# Start of RECORDS SUPPLIED

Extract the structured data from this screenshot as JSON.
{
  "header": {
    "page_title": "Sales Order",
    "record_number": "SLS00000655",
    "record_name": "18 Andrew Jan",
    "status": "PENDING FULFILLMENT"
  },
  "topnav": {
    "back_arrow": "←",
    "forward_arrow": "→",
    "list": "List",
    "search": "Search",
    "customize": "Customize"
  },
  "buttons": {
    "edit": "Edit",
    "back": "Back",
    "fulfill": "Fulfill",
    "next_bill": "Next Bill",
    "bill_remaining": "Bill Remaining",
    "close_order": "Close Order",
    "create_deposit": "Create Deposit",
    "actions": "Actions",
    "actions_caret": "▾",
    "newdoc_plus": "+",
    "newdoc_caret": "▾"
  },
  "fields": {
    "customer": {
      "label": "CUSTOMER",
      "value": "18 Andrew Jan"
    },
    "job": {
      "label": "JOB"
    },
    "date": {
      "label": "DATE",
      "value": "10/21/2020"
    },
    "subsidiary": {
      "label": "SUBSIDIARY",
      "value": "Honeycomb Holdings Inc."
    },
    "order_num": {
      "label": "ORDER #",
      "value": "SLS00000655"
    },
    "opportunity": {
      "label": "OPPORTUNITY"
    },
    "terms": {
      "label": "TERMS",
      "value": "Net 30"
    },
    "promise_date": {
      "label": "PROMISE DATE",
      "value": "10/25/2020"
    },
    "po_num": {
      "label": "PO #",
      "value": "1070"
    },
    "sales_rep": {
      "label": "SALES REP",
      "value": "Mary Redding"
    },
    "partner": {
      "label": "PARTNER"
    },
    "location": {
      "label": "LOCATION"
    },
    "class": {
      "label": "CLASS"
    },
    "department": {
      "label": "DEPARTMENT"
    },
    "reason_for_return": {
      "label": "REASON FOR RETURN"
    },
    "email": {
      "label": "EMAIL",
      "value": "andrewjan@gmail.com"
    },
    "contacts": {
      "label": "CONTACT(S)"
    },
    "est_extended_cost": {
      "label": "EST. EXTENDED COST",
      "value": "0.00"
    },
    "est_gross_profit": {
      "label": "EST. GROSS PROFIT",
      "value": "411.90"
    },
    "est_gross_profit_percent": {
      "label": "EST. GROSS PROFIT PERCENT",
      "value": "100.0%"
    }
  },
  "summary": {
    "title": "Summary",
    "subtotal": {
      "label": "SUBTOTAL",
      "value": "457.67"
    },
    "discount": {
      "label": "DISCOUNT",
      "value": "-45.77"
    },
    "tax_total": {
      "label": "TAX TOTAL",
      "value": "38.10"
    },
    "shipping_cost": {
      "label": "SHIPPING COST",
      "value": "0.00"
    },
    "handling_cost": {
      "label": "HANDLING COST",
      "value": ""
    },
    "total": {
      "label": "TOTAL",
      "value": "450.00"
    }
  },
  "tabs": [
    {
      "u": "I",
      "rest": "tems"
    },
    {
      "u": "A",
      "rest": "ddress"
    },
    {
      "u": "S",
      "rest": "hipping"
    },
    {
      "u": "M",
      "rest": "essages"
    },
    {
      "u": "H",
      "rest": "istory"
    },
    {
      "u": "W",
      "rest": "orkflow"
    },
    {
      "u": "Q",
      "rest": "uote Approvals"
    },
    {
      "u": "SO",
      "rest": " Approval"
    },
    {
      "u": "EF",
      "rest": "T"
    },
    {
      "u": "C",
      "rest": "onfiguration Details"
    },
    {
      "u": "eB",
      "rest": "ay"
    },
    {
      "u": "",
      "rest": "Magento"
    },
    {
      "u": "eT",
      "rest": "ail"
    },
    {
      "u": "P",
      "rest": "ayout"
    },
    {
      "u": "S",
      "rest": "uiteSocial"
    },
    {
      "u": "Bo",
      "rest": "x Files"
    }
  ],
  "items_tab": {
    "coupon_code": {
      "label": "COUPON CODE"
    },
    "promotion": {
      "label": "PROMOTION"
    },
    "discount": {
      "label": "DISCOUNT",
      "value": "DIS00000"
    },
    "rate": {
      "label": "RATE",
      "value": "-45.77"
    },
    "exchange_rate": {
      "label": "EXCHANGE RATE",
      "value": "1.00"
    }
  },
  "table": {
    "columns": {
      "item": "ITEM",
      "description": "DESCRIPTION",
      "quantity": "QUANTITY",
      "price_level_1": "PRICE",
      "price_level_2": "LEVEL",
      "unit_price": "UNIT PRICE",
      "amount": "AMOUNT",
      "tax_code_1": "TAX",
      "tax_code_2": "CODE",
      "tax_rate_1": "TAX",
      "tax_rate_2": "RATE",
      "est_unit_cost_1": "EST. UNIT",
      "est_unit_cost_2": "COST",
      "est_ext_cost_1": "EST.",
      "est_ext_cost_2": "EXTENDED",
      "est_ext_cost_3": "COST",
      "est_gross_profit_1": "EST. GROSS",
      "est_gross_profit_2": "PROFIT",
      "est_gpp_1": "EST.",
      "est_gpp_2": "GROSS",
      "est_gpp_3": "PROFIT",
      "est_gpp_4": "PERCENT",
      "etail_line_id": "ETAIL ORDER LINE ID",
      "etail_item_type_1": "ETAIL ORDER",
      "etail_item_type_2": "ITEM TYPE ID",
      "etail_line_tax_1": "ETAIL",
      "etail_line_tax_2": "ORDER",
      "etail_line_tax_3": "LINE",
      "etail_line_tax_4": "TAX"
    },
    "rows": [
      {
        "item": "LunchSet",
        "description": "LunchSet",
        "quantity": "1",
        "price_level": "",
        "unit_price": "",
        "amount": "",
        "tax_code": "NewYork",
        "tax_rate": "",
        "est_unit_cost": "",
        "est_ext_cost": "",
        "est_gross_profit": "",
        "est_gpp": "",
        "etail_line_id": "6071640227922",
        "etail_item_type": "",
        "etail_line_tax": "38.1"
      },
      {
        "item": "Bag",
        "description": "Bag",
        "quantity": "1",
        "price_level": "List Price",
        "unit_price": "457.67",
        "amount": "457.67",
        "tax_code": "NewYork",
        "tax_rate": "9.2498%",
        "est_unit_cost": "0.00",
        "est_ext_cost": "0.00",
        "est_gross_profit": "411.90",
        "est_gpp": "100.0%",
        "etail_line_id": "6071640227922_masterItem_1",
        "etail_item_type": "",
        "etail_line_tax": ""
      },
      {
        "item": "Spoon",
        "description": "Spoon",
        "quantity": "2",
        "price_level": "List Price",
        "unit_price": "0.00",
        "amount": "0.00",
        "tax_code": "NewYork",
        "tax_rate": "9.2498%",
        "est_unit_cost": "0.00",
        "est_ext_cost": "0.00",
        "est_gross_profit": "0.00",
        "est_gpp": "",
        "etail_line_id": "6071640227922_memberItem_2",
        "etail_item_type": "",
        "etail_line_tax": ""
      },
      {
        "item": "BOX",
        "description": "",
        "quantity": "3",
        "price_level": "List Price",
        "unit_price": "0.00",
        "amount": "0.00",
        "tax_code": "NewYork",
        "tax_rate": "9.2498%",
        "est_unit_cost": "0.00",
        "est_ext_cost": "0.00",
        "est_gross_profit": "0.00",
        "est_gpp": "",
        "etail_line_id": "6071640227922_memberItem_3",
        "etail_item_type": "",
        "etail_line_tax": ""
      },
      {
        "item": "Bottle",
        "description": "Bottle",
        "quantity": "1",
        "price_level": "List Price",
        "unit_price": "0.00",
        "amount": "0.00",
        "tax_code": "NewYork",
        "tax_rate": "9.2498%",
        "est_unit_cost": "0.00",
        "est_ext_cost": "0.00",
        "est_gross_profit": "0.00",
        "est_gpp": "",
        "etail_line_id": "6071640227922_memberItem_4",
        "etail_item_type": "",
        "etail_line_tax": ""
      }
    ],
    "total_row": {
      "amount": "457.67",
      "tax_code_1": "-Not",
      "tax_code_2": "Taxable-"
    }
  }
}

# End of RECORDS SUPPLIED

EXERCISE DIRECTIONS:
Output the data above exactly, please, line for line.

RESULT OF THIS TASK:
Extract the structured data from this screenshot as JSON.
{
  "header": {
    "page_title": "Sales Order",
    "record_number": "SLS00000655",
    "record_name": "18 Andrew Jan",
    "status": "PENDING FULFILLMENT"
  },
  "topnav": {
    "back_arrow": "←",
    "forward_arrow": "→",
    "list": "List",
    "search": "Search",
    "customize": "Customize"
  },
  "buttons": {
    "edit": "Edit",
    "back": "Back",
    "fulfill": "Fulfill",
    "next_bill": "Next Bill",
    "bill_remaining": "Bill Remaining",
    "close_order": "Close Order",
    "create_deposit": "Create Deposit",
    "actions": "Actions",
    "actions_caret": "▾",
    "newdoc_plus": "+",
    "newdoc_caret": "▾"
  },
  "fields": {
    "customer": {
      "label": "CUSTOMER",
      "value": "18 Andrew Jan"
    },
    "job": {
      "label": "JOB"
    },
    "date": {
      "label": "DATE",
      "value": "10/21/2020"
    },
    "subsidiary": {
      "label": "SUBSIDIARY",
      "value": "Honeycomb Holdings Inc."
    },
    "order_num": {
      "label": "ORDER #",
      "value": "SLS00000655"
    },
    "opportunity": {
      "label": "OPPORTUNITY"
    },
    "terms": {
      "label": "TERMS",
      "value": "Net 30"
    },
    "promise_date": {
      "label": "PROMISE DATE",
      "value": "10/25/2020"
    },
    "po_num": {
      "label": "PO #",
      "value": "1070"
    },
    "sales_rep": {
      "label": "SALES REP",
      "value": "Mary Redding"
    },
    "partner": {
      "label": "PARTNER"
    },
    "location": {
      "label": "LOCATION"
    },
    "class": {
      "label": "CLASS"
    },
    "department": {
      "label": "DEPARTMENT"
    },
    "reason_for_return": {
      "label": "REASON FOR RETURN"
    },
    "email": {
      "label": "EMAIL",
      "value": "andrewjan@gmail.com"
    },
    "contacts": {
      "label": "CONTACT(S)"
    },
    "est_extended_cost": {
      "label": "EST. EXTENDED COST",
      "value": "0.00"
    },
    "est_gross_profit": {
      "label": "EST. GROSS PROFIT",
      "value": "411.90"
    },
    "est_gross_profit_percent": {
      "label": "EST. GROSS PROFIT PERCENT",
      "value": "100.0%"
    }
  },
  "summary": {
    "title": "Summary",
    "subtotal": {
      "label": "SUBTOTAL",
      "value": "457.67"
    },
    "discount": {
      "label": "DISCOUNT",
      "value": "-45.77"
    },
    "tax_total": {
      "label": "TAX TOTAL",
      "value": "38.10"
    },
    "shipping_cost": {
      "label": "SHIPPING COST",
      "value": "0.00"
    },
    "handling_cost": {
      "label": "HANDLING COST",
      "value": ""
    },
    "total": {
      "label": "TOTAL",
      "value": "450.00"
    }
  },
  "tabs": [
    {
      "u": "I",
      "rest": "tems"
    },
    {
      "u": "A",
      "rest": "ddress"
    },
    {
      "u": "S",
      "rest": "hipping"
    },
    {
      "u": "M",
      "rest": "essages"
    },
    {
      "u": "H",
      "rest": "istory"
    },
    {
      "u": "W",
      "rest": "orkflow"
    },
    {
      "u": "Q",
      "rest": "uote Approvals"
    },
    {
      "u": "SO",
      "rest": " Approval"
    },
    {
      "u": "EF",
      "rest": "T"
    },
    {
      "u": "C",
      "rest": "onfiguration Details"
    },
    {
      "u": "eB",
      "rest": "ay"
    },
    {
      "u": "",
      "rest": "Magento"
    },
    {
      "u": "eT",
      "rest": "ail"
    },
    {
      "u": "P",
      "rest": "ayout"
    },
    {
      "u": "S",
      "rest": "uiteSocial"
    },
    {
      "u": "Bo",
      "rest": "x Files"
    }
  ],
  "items_tab": {
    "coupon_code": {
      "label": "COUPON CODE"
    },
    "promotion": {
      "label": "PROMOTION"
    },
    "discount": {
      "label": "DISCOUNT",
      "value": "DIS00000"
    },
    "rate": {
      "label": "RATE",
      "value": "-45.77"
    },
    "exchange_rate": {
      "label": "EXCHANGE RATE",
      "value": "1.00"
    }
  },
  "table": {
    "columns": {
      "item": "ITEM",
      "description": "DESCRIPTION",
      "quantity": "QUANTITY",
      "price_level_1": "PRICE",
      "price_level_2": "LEVEL",
      "unit_price": "UNIT PRICE",
      "amount": "AMOUNT",
      "tax_code_1": "TAX",
      "tax_code_2": "CODE",
      "tax_rate_1": "TAX",
      "tax_rate_2": "RATE",
      "est_unit_cost_1": "EST. UNIT",
      "est_unit_cost_2": "COST",
      "est_ext_cost_1": "EST.",
      "est_ext_cost_2": "EXTENDED",
      "est_ext_cost_3": "COST",
      "est_gross_profit_1": "EST. GROSS",
      "est_gross_profit_2": "PROFIT",
      "est_gpp_1": "EST.",
      "est_gpp_2": "GROSS",
      "est_gpp_3": "PROFIT",
      "est_gpp_4": "PERCENT",
      "etail_line_id": "ETAIL ORDER LINE ID",
      "etail_item_type_1": "ETAIL ORDER",
      "etail_item_type_2": "ITEM TYPE ID",
      "etail_line_tax_1": "ETAIL",
      "etail_line_tax_2": "ORDER",
      "etail_line_tax_3": "LINE",
      "etail_line_tax_4": "TAX"
    },
    "rows": [
      {
        "item": "LunchSet",
        "description": "LunchSet",
        "quantity": "1",
        "price_level": "",
        "unit_price": "",
        "amount": "",
        "tax_code": "NewYork",
        "tax_rate": "",
        "est_unit_cost": "",
        "est_ext_cost": "",
        "est_gross_profit": "",
        "est_gpp": "",
        "etail_line_id": "6071640227922",
        "etail_item_type": "",
        "etail_line_tax": "38.1"
      },
      {
        "item": "Bag",
        "description": "Bag",
        "quantity": "1",
        "price_level": "List Price",
        "unit_price": "457.67",
        "amount": "457.67",
        "tax_code": "NewYork",
        "tax_rate": "9.2498%",
        "est_unit_cost": "0.00",
        "est_ext_cost": "0.00",
        "est_gross_profit": "411.90",
        "est_gpp": "100.0%",
        "etail_line_id": "6071640227922_masterItem_1",
        "etail_item_type": "",
        "etail_line_tax": ""
      },
      {
        "item": "Spoon",
        "description": "Spoon",
        "quantity": "2",
        "price_level": "List Price",
        "unit_price": "0.00",
        "amount": "0.00",
        "tax_code": "NewYork",
        "tax_rate": "9.2498%",
        "est_unit_cost": "0.00",
        "est_ext_cost": "0.00",
        "est_gross_profit": "0.00",
        "est_gpp": "",
        "etail_line_id": "6071640227922_memberItem_2",
        "etail_item_type": "",
        "etail_line_tax": ""
      },
      {
        "item": "BOX",
        "description": "",
        "quantity": "3",
        "price_level": "List Price",
        "unit_price": "0.00",
        "amount": "0.00",
        "tax_code": "NewYork",
        "tax_rate": "9.2498%",
        "est_unit_cost": "0.00",
        "est_ext_cost": "0.00",
        "est_gross_profit": "0.00",
        "est_gpp": "",
        "etail_line_id": "6071640227922_memberItem_3",
        "etail_item_type": "",
        "etail_line_tax": ""
      },
      {
        "item": "Bottle",
        "description": "Bottle",
        "quantity": "1",
        "price_level": "List Price",
        "unit_price": "0.00",
        "amount": "0.00",
        "tax_code": "NewYork",
        "tax_rate": "9.2498%",
        "est_unit_cost": "0.00",
        "est_ext_cost": "0.00",
        "est_gross_profit": "0.00",
        "est_gpp": "",
        "etail_line_id": "6071640227922_memberItem_4",
        "etail_item_type": "",
        "etail_line_tax": ""
      }
    ],
    "total_row": {
      "amount": "457.67",
      "tax_code_1": "-Not",
      "tax_code_2": "Taxable-"
    }
  }
}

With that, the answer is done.